→ **TASK PROMPT**
Select from the records below every line that has the word "나타나는" in it.

--- BEGIN ---

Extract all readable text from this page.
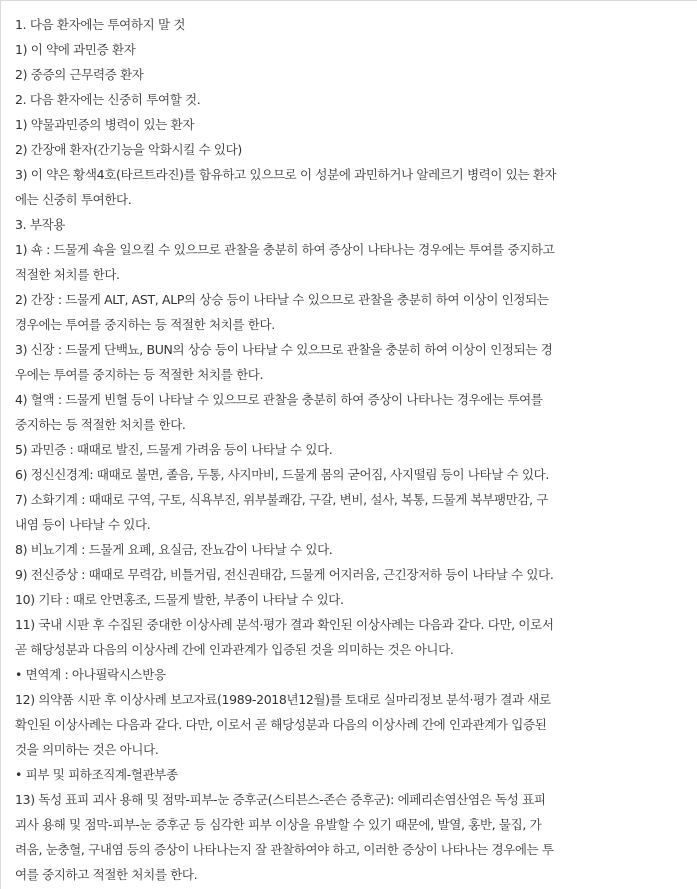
1. 다음 환자에는 투여하지 말 것
1) 이 약에 과민증 환자
2) 중증의 근무력증 환자
2. 다음 환자에는 신중히 투여할 것.
1) 약물과민증의 병력이 있는 환자
2) 간장애 환자(간기능을 악화시킬 수 있다)
3) 이 약은 황색4호(타르트라진)를 함유하고 있으므로 이 성분에 과민하거나 알레르기 병력이 있는 환자
에는 신중히 투여한다.
3. 부작용
1) 쇽 : 드물게 쇽을 일으킬 수 있으므로 관찰을 충분히 하여 증상이 나타나는 경우에는 투여를 중지하고
적절한 처치를 한다.
2) 간장 : 드물게 ALT, AST, ALP의 상승 등이 나타날 수 있으므로 관찰을 충분히 하여 이상이 인정되는
경우에는 투여를 중지하는 등 적절한 처치를 한다.
3) 신장 : 드물게 단백뇨, BUN의 상승 등이 나타날 수 있으므로 관찰을 충분히 하여 이상이 인정되는 경
우에는 투여를 중지하는 등 적절한 처치를 한다.
4) 혈액 : 드물게 빈혈 등이 나타날 수 있으므로 관찰을 충분히 하여 증상이 나타나는 경우에는 투여를
중지하는 등 적절한 처치를 한다.
5) 과민증 : 때때로 발진, 드물게 가려움 등이 나타날 수 있다.
6) 정신신경계: 때때로 불면, 졸음, 두통, 사지마비, 드물게 몸의 굳어짐, 사지떨림 등이 나타날 수 있다.
7) 소화기계 : 때때로 구역, 구토, 식욕부진, 위부불쾌감, 구갈, 변비, 설사, 복통, 드물게 복부팽만감, 구
내염 등이 나타날 수 있다.
8) 비뇨기계 : 드물게 요폐, 요실금, 잔뇨감이 나타날 수 있다.
9) 전신증상 : 때때로 무력감, 비틀거림, 전신권태감, 드물게 어지러움, 근긴장저하 등이 나타날 수 있다.
10) 기타 : 때로 안면홍조, 드물게 발한, 부종이 나타날 수 있다.
11) 국내 시판 후 수집된 중대한 이상사례 분석·평가 결과 확인된 이상사례는 다음과 같다. 다만, 이로서
곧 해당성분과 다음의 이상사례 간에 인과관계가 입증된 것을 의미하는 것은 아니다.
• 면역계 : 아나필락시스반응
12) 의약품 시판 후 이상사례 보고자료(1989-2018년12월)를 토대로 실마리정보 분석·평가 결과 새로
확인된 이상사례는 다음과 같다. 다만, 이로서 곧 해당성분과 다음의 이상사례 간에 인과관계가 입증된
것을 의미하는 것은 아니다.
• 피부 및 피하조직계-혈관부종
13) 독성 표피 괴사 용해 및 점막-피부-눈 증후군(스티븐스-존슨 증후군): 에페리손염산염은 독성 표피
괴사 용해 및 점막-피부-눈 증후군 등 심각한 피부 이상을 유발할 수 있기 때문에, 발열, 홍반, 물집, 가
려움, 눈충혈, 구내염 등의 증상이 나타나는지 잘 관찰하여야 하고, 이러한 증상이 나타나는 경우에는 투
여를 중지하고 적절한 처치를 한다.
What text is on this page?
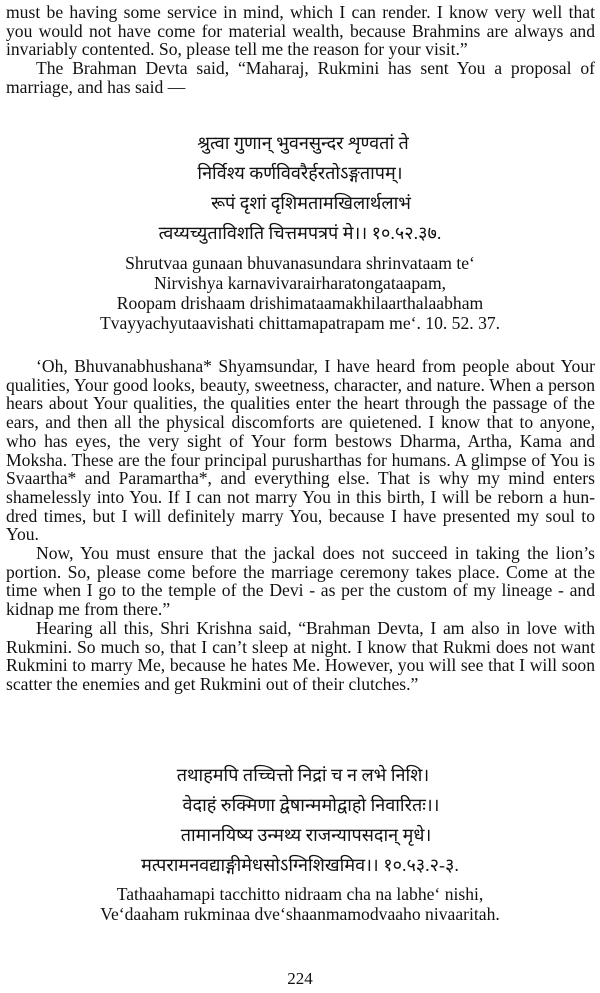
must be having some service in mind, which I can render. I know very well that you would not have come for material wealth, because Brahmins are always and invariably contented. So, please tell me the reason for your visit.”

The Brahman Devta said, “Maharaj, Rukmini has sent You a proposal of marriage, and has said —

श्रुत्वा गुणान् भुवनसुन्दर शृण्वतां ते
निर्विश्य कर्णविवरैर्हरतोऽङ्गतापम्।
रूपं दृशां दृशिमतामखिलार्थलाभं
त्वय्यच्युताविशति चित्तमपत्रपं मे।। १०.५२.३७.
Shrutvaa gunaan bhuvanasundara shrinvataam te‘
Nirvishya karnavivarairharatongataapam,
Roopam drishaam drishimataamakhilaarthalaabham
Tvayyachyutaavishati chittamapatrapam me‘. 10. 52. 37.

‘Oh, Bhuvanabhushana* Shyamsundar, I have heard from people about Your qualities, Your good looks, beauty, sweetness, character, and nature. When a person hears about Your qualities, the qualities enter the heart through the passage of the ears, and then all the physical discomforts are quietened. I know that to anyone, who has eyes, the very sight of Your form bestows Dharma, Artha, Kama and Moksha. These are the four principal purusharthas for humans. A glimpse of You is Svaartha* and Paramartha*, and everything else. That is why my mind enters shamelessly into You. If I can not marry You in this birth, I will be reborn a hundred times, but I will definitely marry You, because I have presented my soul to You.

Now, You must ensure that the jackal does not succeed in taking the lion’s portion. So, please come before the marriage ceremony takes place. Come at the time when I go to the temple of the Devi - as per the custom of my lineage - and kidnap me from there.”

Hearing all this, Shri Krishna said, “Brahman Devta, I am also in love with Rukmini. So much so, that I can’t sleep at night. I know that Rukmi does not want Rukmini to marry Me, because he hates Me. However, you will see that I will soon scatter the enemies and get Rukmini out of their clutches.”

तथाहमपि तच्चित्तो निद्रां च न लभे निशि।
वेदाहं रुक्मिणा द्वेषान्ममोद्वाहो निवारितः।।
तामानयिष्य उन्मथ्य राजन्यापसदान् मृधे।
मत्परामनवद्याङ्गीमेधसोऽग्निशिखमिव।। १०.५३.२-३.
Tathaahamapi tacchitto nidraam cha na labhe‘ nishi,
Ve‘daaham rukminaa dve‘shaanmamodvaaho nivaaritah.
224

--- END ---

→ **EXERCISE ANSWER**
1) 쇽 : 드물게 쇽을 일으킬 수 있으므로 관찰을 충분히 하여 증상이 나타나는 경우에는 투여를 중지하고
4) 혈액 : 드물게 빈혈 등이 나타날 수 있으므로 관찰을 충분히 하여 증상이 나타나는 경우에는 투여를
려움, 눈충혈, 구내염 등의 증상이 나타나는지 잘 관찰하여야 하고, 이러한 증상이 나타나는 경우에는 투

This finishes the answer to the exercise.